GOAL OF THE EXERCISE. Repeat everything in the material exactly.

RECORDS PROVIDED.

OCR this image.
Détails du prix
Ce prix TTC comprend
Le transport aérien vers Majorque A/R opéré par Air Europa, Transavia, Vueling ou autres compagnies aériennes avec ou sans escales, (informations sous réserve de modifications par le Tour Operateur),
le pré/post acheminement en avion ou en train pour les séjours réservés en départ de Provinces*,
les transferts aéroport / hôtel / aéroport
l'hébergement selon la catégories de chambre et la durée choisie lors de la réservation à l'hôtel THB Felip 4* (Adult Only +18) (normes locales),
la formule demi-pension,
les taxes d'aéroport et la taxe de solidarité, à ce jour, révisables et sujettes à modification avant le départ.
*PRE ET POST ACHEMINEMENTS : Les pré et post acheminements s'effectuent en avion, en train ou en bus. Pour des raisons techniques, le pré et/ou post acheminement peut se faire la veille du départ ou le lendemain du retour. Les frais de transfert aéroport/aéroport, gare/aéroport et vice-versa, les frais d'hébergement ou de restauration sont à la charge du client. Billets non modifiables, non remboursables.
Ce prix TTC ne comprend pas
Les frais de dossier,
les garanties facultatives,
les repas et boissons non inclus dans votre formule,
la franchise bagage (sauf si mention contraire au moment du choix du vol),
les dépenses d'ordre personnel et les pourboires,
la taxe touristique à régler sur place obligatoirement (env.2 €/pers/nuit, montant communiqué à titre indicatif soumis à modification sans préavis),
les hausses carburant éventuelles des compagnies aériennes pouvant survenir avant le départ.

COMPLETE RESPONSE.
OCR this image.
Détails du prix
Ce prix TTC comprend
Le transport aérien vers Majorque A/R opéré par Air Europa, Transavia, Vueling ou autres compagnies aériennes avec ou sans escales, (informations sous réserve de modifications par le Tour Operateur),
le pré/post acheminement en avion ou en train pour les séjours réservés en départ de Provinces*,
les transferts aéroport / hôtel / aéroport
l'hébergement selon la catégories de chambre et la durée choisie lors de la réservation à l'hôtel THB Felip 4* (Adult Only +18) (normes locales),
la formule demi-pension,
les taxes d'aéroport et la taxe de solidarité, à ce jour, révisables et sujettes à modification avant le départ.
*PRE ET POST ACHEMINEMENTS : Les pré et post acheminements s'effectuent en avion, en train ou en bus. Pour des raisons techniques, le pré et/ou post acheminement peut se faire la veille du départ ou le lendemain du retour. Les frais de transfert aéroport/aéroport, gare/aéroport et vice-versa, les frais d'hébergement ou de restauration sont à la charge du client. Billets non modifiables, non remboursables.
Ce prix TTC ne comprend pas
Les frais de dossier,
les garanties facultatives,
les repas et boissons non inclus dans votre formule,
la franchise bagage (sauf si mention contraire au moment du choix du vol),
les dépenses d'ordre personnel et les pourboires,
la taxe touristique à régler sur place obligatoirement (env.2 €/pers/nuit, montant communiqué à titre indicatif soumis à modification sans préavis),
les hausses carburant éventuelles des compagnies aériennes pouvant survenir avant le départ.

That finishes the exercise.